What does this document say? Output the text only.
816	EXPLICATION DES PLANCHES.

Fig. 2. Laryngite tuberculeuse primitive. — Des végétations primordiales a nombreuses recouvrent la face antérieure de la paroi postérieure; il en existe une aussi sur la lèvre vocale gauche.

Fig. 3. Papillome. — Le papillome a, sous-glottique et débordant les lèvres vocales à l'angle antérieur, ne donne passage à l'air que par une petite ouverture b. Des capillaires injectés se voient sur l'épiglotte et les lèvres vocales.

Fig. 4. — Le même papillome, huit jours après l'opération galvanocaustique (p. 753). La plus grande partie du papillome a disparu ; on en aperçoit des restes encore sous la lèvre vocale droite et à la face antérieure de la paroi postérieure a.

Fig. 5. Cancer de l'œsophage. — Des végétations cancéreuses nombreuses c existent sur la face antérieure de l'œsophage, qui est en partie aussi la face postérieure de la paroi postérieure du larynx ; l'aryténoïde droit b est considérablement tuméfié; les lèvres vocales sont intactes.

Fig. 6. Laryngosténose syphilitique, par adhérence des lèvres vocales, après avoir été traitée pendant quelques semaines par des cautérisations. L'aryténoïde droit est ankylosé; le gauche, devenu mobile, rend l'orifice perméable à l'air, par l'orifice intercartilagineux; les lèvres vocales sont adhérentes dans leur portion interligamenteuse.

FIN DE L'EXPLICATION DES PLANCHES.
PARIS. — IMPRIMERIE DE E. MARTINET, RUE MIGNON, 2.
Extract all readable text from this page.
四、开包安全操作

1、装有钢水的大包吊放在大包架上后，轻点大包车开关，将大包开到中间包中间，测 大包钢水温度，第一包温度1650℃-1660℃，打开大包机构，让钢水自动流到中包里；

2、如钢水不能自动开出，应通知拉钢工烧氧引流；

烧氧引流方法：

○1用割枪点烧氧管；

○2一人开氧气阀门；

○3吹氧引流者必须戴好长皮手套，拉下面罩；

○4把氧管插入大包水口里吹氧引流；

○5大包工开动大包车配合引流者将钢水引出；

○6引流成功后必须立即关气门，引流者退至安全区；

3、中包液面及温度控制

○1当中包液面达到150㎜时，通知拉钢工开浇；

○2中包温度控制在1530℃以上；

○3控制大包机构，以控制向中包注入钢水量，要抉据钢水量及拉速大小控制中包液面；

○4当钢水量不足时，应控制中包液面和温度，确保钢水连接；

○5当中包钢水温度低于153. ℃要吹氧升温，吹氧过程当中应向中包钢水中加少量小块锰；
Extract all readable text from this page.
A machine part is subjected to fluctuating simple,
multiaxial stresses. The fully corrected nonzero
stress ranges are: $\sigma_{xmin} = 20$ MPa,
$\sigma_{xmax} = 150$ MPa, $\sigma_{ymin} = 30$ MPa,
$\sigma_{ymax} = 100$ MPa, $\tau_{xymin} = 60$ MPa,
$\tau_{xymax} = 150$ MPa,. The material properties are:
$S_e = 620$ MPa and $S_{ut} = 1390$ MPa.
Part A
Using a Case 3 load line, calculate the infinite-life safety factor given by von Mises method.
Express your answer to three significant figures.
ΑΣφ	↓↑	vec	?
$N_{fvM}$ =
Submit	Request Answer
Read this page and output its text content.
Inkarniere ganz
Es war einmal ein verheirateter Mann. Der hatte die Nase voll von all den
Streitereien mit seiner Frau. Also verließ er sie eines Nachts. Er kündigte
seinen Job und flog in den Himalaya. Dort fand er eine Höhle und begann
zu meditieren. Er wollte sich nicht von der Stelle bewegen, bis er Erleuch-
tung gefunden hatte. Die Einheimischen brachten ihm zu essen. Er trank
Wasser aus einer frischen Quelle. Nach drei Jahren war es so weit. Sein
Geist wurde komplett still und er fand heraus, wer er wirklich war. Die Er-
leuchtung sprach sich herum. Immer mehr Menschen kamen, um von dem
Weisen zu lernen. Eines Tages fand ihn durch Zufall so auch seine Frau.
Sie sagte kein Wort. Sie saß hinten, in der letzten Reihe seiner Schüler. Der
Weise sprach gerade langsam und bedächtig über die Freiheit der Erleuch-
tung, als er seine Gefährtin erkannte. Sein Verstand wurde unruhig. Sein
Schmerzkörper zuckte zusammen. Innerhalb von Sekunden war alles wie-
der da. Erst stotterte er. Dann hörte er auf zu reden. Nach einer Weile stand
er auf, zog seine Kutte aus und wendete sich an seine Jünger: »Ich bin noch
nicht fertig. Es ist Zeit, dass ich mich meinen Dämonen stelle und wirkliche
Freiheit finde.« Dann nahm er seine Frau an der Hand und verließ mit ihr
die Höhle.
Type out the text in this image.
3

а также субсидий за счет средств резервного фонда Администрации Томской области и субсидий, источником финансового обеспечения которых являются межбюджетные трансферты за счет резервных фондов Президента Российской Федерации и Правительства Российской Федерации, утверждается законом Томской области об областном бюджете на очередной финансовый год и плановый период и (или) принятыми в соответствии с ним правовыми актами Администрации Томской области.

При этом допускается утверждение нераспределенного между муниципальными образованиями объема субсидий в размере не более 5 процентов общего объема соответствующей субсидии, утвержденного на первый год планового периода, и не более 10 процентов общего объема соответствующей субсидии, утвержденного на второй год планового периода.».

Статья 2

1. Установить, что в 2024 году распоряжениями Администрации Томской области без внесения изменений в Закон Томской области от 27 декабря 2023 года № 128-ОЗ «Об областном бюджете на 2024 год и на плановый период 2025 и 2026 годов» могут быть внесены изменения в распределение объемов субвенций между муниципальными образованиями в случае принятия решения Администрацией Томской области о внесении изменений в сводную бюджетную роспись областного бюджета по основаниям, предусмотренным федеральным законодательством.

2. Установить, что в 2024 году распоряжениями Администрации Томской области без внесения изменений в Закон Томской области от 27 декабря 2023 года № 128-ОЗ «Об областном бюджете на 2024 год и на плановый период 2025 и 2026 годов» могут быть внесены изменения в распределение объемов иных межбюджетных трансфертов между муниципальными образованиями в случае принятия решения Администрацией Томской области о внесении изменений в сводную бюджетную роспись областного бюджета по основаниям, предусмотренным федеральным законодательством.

+-------+

PROMPT
Tally the lines of the data that hold the string "роспись". Answer with the number and nothing more.

WRITTEN RESPONSE
2